STATED GOAL: Copy every line of the records below that holds the word "mconf".

DATA FOR THE TASK:
- - - - - - -
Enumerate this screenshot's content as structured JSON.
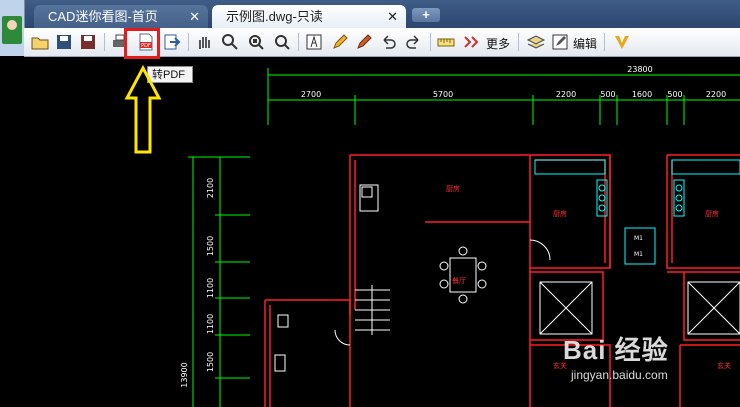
{
  "tabs": [
    {
      "label": "CAD迷你看图-首页",
      "close": "✕"
    },
    {
      "label": "示例图.dwg-只读",
      "close": "✕"
    }
  ],
  "new_tab": "+",
  "toolbar": {
    "more_label": "更多",
    "edit_label": "编辑",
    "pdf_icon_text": "PDF"
  },
  "tooltip": "转PDF",
  "drawing": {
    "dim_total": "23800",
    "dims_top": [
      "2700",
      "5700",
      "2200",
      "500",
      "1600",
      "500",
      "2200"
    ],
    "dims_left": [
      "2100",
      "1500",
      "1100",
      "1100",
      "1500",
      "13900"
    ],
    "room_labels": [
      "厨房",
      "厨房",
      "厨房",
      "餐厅",
      "玄关",
      "玄关"
    ],
    "door_tags": [
      "M1",
      "M1"
    ]
  },
  "watermark": {
    "logo": "Bai  经验",
    "url": "jingyan.baidu.com"
  },
  "colors": {
    "highlight": "#e21d1d",
    "arrow": "#ffe600",
    "wall": "#ff2020",
    "dim": "#00ff00",
    "fixture": "#00ffff"
  }
}
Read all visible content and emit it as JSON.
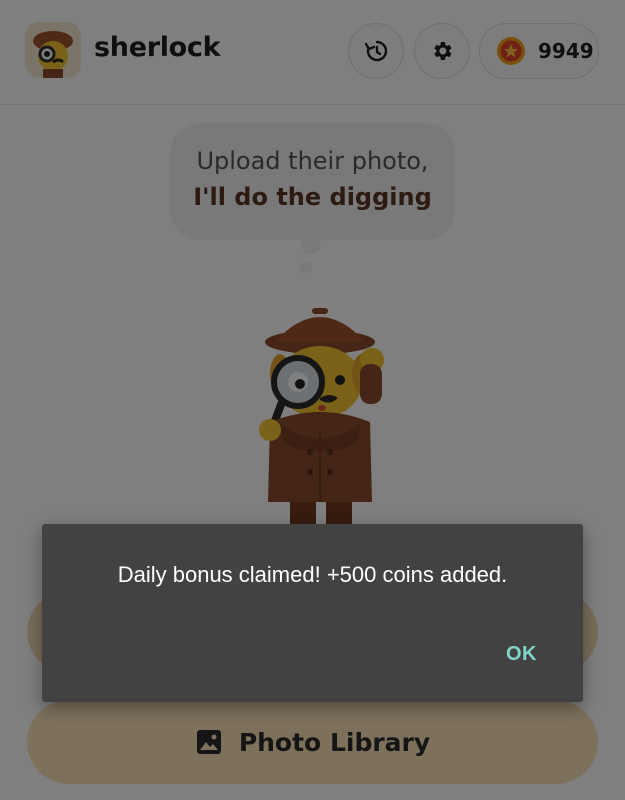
{
  "header": {
    "brand": "sherlock",
    "coins": "9949",
    "icons": {
      "history": "history-icon",
      "settings": "gear-icon",
      "coin": "star-coin-icon"
    }
  },
  "bubble": {
    "line1": "Upload their photo,",
    "line2": "I'll do the digging"
  },
  "buttons": {
    "photo_library_label": "Photo Library"
  },
  "dialog": {
    "message": "Daily bonus claimed! +500 coins added.",
    "ok_label": "OK"
  },
  "colors": {
    "accent": "#fbe3b9",
    "dialog_bg": "#424242",
    "ok_text": "#7fd3c7",
    "bubble_bold_text": "#5a3424"
  }
}
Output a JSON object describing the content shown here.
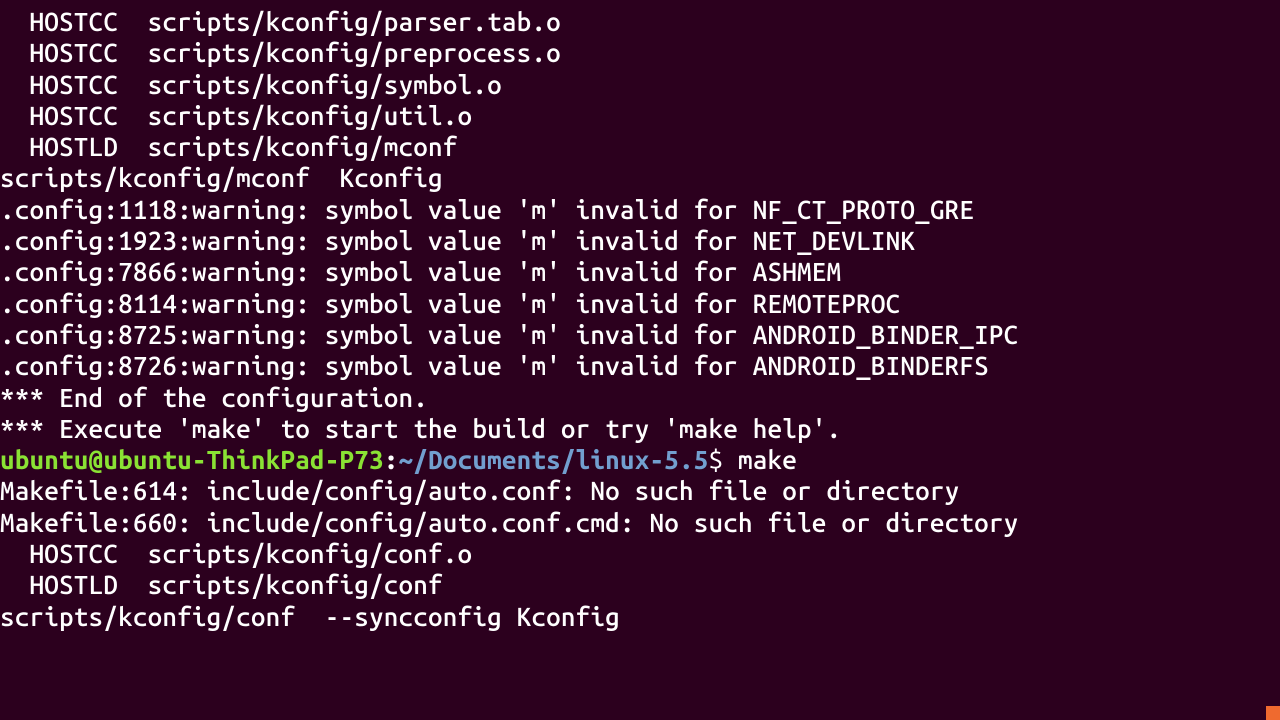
{
  "colors": {
    "background": "#2c001e",
    "text": "#ffffff",
    "prompt_user": "#8ae234",
    "prompt_path": "#729fcf",
    "scroll_cue": "#ef6a2f"
  },
  "build_lines": [
    "  HOSTCC  scripts/kconfig/parser.tab.o",
    "  HOSTCC  scripts/kconfig/preprocess.o",
    "  HOSTCC  scripts/kconfig/symbol.o",
    "  HOSTCC  scripts/kconfig/util.o",
    "  HOSTLD  scripts/kconfig/mconf",
    "scripts/kconfig/mconf  Kconfig"
  ],
  "warnings": [
    ".config:1118:warning: symbol value 'm' invalid for NF_CT_PROTO_GRE",
    ".config:1923:warning: symbol value 'm' invalid for NET_DEVLINK",
    ".config:7866:warning: symbol value 'm' invalid for ASHMEM",
    ".config:8114:warning: symbol value 'm' invalid for REMOTEPROC",
    ".config:8725:warning: symbol value 'm' invalid for ANDROID_BINDER_IPC",
    ".config:8726:warning: symbol value 'm' invalid for ANDROID_BINDERFS"
  ],
  "blank_after_warnings": [
    "",
    ""
  ],
  "config_end": [
    "*** End of the configuration.",
    "*** Execute 'make' to start the build or try 'make help'."
  ],
  "blank_before_prompt": "",
  "prompt": {
    "user_host": "ubuntu@ubuntu-ThinkPad-P73",
    "sep": ":",
    "path": "~/Documents/linux-5.5",
    "dollar": "$ ",
    "command": "make"
  },
  "post_make": [
    "Makefile:614: include/config/auto.conf: No such file or directory",
    "Makefile:660: include/config/auto.conf.cmd: No such file or directory",
    "  HOSTCC  scripts/kconfig/conf.o",
    "  HOSTLD  scripts/kconfig/conf",
    "scripts/kconfig/conf  --syncconfig Kconfig"
  ]
}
- - - - - - -
RIGHT ANSWER:
    "  HOSTLD  scripts/kconfig/mconf",
    "scripts/kconfig/mconf  Kconfig"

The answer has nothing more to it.